Challenge:
Give all of the lines again, with nothing added or dropped.
****************
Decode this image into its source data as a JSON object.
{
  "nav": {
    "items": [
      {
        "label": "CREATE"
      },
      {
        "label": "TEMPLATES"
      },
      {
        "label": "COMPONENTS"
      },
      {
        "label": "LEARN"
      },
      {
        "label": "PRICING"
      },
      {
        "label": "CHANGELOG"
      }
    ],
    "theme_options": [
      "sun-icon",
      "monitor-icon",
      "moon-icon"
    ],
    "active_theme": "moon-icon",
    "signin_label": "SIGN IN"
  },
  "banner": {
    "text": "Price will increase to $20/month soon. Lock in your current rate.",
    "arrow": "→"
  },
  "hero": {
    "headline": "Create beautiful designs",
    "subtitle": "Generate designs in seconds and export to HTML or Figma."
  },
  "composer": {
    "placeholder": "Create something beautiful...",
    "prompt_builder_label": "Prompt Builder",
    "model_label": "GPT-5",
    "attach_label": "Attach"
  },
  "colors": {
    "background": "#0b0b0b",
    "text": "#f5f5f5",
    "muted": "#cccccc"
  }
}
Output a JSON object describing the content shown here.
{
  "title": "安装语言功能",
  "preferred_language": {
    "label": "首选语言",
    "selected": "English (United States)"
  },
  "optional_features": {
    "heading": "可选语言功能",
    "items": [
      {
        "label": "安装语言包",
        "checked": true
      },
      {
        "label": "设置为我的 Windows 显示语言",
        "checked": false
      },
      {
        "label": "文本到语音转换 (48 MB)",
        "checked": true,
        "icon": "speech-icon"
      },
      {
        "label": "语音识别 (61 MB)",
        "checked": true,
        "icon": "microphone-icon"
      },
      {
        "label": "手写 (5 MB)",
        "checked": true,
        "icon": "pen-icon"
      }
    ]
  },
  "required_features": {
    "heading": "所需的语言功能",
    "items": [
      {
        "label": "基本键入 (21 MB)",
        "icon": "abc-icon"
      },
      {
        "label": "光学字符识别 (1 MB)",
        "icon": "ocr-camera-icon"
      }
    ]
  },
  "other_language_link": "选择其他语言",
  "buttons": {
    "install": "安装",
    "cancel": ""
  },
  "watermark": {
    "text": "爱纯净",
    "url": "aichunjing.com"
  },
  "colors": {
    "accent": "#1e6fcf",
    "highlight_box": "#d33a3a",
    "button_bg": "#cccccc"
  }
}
****************
Expected output:
Decode this image into its source data as a JSON object.
{
  "nav": {
    "items": [
      {
        "label": "CREATE"
      },
      {
        "label": "TEMPLATES"
      },
      {
        "label": "COMPONENTS"
      },
      {
        "label": "LEARN"
      },
      {
        "label": "PRICING"
      },
      {
        "label": "CHANGELOG"
      }
    ],
    "theme_options": [
      "sun-icon",
      "monitor-icon",
      "moon-icon"
    ],
    "active_theme": "moon-icon",
    "signin_label": "SIGN IN"
  },
  "banner": {
    "text": "Price will increase to $20/month soon. Lock in your current rate.",
    "arrow": "→"
  },
  "hero": {
    "headline": "Create beautiful designs",
    "subtitle": "Generate designs in seconds and export to HTML or Figma."
  },
  "composer": {
    "placeholder": "Create something beautiful...",
    "prompt_builder_label": "Prompt Builder",
    "model_label": "GPT-5",
    "attach_label": "Attach"
  },
  "colors": {
    "background": "#0b0b0b",
    "text": "#f5f5f5",
    "muted": "#cccccc"
  }
}
Output a JSON object describing the content shown here.
{
  "title": "安装语言功能",
  "preferred_language": {
    "label": "首选语言",
    "selected": "English (United States)"
  },
  "optional_features": {
    "heading": "可选语言功能",
    "items": [
      {
        "label": "安装语言包",
        "checked": true
      },
      {
        "label": "设置为我的 Windows 显示语言",
        "checked": false
      },
      {
        "label": "文本到语音转换 (48 MB)",
        "checked": true,
        "icon": "speech-icon"
      },
      {
        "label": "语音识别 (61 MB)",
        "checked": true,
        "icon": "microphone-icon"
      },
      {
        "label": "手写 (5 MB)",
        "checked": true,
        "icon": "pen-icon"
      }
    ]
  },
  "required_features": {
    "heading": "所需的语言功能",
    "items": [
      {
        "label": "基本键入 (21 MB)",
        "icon": "abc-icon"
      },
      {
        "label": "光学字符识别 (1 MB)",
        "icon": "ocr-camera-icon"
      }
    ]
  },
  "other_language_link": "选择其他语言",
  "buttons": {
    "install": "安装",
    "cancel": ""
  },
  "watermark": {
    "text": "爱纯净",
    "url": "aichunjing.com"
  },
  "colors": {
    "accent": "#1e6fcf",
    "highlight_box": "#d33a3a",
    "button_bg": "#cccccc"
  }
}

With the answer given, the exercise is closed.